┌─ MATERIAL FOR THIS TASK

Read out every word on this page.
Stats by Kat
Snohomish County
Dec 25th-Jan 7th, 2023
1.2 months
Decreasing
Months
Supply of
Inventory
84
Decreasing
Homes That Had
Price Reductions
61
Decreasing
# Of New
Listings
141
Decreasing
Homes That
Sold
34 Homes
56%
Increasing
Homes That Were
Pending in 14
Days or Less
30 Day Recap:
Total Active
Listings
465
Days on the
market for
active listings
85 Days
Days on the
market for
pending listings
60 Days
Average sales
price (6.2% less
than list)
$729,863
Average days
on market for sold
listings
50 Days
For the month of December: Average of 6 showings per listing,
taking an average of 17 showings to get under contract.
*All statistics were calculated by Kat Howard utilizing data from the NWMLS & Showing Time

└─

> [STATED PROBLEM]: In the listing above, locate each line with "That" and copy it.

> [THE SOLUTION]:
Homes That Had
Homes That
Homes That Were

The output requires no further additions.